Work to complete:
Only a number is wanted: the count of lines in this listing that contain "труду".

(Recorded data)
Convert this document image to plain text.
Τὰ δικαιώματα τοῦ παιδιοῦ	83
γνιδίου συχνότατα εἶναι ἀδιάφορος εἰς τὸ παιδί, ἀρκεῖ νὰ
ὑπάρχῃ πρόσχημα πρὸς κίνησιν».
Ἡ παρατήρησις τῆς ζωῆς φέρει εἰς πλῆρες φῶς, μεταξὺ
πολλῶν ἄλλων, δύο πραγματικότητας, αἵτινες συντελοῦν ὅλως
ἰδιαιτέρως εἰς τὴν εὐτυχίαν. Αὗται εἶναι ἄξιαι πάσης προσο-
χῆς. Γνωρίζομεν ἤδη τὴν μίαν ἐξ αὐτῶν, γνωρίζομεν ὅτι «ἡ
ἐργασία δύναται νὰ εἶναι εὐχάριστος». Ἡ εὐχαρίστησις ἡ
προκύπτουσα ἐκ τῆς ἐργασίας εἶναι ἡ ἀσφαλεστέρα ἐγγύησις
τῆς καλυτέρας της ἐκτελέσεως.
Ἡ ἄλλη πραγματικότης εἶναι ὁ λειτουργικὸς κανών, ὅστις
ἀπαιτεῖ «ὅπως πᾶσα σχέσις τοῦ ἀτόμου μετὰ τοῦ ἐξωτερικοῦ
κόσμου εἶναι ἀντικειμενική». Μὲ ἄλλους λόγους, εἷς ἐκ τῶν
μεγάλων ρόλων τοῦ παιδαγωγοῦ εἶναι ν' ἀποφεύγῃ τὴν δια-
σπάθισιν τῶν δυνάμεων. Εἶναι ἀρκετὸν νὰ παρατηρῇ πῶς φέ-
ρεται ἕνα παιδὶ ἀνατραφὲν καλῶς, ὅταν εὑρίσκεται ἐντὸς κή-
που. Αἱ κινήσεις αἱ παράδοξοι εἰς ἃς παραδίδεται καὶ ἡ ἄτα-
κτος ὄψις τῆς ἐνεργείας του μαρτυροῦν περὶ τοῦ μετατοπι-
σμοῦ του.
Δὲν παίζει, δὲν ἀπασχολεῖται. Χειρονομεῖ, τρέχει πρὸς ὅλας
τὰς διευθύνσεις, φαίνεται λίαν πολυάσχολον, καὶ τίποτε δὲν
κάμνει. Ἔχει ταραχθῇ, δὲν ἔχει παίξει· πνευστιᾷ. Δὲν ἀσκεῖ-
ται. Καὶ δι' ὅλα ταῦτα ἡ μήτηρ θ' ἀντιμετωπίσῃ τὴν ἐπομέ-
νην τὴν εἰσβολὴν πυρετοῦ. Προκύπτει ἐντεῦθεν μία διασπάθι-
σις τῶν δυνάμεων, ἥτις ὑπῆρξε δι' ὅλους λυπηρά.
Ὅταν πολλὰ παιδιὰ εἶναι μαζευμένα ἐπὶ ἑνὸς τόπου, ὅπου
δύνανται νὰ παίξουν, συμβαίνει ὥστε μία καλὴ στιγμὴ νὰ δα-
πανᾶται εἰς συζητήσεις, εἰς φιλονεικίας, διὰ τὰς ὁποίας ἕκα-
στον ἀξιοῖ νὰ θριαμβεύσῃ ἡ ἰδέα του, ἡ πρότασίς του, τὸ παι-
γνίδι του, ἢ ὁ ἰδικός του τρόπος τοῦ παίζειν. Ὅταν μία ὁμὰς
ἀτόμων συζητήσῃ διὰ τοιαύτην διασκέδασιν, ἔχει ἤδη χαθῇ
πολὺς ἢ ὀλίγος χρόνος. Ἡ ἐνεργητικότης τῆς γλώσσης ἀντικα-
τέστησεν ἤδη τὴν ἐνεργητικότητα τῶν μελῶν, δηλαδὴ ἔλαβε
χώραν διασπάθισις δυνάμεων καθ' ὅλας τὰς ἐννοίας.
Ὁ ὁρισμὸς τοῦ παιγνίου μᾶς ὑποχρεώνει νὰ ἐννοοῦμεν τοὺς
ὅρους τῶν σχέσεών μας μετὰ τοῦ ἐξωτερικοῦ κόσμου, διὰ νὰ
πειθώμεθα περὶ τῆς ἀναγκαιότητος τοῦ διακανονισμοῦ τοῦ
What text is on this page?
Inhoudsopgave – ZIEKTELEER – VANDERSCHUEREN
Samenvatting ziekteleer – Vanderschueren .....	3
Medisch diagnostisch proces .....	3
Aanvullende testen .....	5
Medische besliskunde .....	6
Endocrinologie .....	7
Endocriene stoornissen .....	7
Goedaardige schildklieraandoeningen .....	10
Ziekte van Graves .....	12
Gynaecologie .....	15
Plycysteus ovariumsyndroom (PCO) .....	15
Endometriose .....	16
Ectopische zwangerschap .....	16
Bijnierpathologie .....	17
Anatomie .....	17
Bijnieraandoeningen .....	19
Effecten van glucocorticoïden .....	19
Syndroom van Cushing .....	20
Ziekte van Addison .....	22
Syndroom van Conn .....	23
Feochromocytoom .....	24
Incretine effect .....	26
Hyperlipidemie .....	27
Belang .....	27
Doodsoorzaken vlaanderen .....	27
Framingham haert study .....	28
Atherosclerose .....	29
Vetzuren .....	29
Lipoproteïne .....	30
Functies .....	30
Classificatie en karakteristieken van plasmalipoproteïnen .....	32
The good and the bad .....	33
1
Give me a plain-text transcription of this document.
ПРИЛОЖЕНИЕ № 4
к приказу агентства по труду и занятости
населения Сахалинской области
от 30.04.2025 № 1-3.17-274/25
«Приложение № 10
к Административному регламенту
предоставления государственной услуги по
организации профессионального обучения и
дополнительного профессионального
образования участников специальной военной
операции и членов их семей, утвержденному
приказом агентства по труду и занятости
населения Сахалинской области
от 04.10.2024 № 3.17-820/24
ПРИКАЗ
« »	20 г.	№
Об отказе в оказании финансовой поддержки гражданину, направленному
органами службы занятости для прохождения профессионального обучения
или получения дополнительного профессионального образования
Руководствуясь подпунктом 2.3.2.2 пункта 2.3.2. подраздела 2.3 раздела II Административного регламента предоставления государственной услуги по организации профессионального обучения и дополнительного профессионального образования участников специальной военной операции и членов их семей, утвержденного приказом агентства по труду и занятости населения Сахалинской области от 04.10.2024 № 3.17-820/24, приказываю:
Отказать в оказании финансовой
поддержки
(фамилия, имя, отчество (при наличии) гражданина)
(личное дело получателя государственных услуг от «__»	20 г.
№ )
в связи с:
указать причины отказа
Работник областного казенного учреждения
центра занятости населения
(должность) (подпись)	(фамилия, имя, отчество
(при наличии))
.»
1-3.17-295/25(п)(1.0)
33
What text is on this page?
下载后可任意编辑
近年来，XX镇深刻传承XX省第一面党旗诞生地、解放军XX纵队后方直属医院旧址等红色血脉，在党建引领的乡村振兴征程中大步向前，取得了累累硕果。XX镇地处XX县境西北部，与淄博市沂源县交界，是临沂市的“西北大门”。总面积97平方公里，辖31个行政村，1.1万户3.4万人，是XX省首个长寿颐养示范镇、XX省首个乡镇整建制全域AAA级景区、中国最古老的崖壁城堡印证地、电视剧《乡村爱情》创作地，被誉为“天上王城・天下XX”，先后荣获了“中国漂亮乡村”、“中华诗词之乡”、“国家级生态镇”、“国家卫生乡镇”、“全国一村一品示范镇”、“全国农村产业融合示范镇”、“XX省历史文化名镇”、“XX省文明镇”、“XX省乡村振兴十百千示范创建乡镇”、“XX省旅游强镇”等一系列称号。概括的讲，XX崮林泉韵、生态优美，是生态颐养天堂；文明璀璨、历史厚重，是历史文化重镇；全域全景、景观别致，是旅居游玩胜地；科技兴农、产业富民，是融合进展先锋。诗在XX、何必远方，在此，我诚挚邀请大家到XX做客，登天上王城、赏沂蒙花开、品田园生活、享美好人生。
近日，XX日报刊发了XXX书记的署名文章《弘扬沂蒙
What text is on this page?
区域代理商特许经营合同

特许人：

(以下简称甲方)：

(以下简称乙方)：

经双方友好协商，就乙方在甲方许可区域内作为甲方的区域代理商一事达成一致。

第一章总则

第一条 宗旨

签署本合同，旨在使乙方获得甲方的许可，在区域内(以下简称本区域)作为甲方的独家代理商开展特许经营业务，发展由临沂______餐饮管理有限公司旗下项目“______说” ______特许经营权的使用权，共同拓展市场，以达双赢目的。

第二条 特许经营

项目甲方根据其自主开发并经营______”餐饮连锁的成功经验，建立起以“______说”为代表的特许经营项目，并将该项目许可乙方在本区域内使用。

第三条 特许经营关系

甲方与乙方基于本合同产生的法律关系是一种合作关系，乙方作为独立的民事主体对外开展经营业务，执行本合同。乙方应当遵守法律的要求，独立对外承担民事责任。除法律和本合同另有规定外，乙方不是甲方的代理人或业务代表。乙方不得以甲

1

Problem solution:
3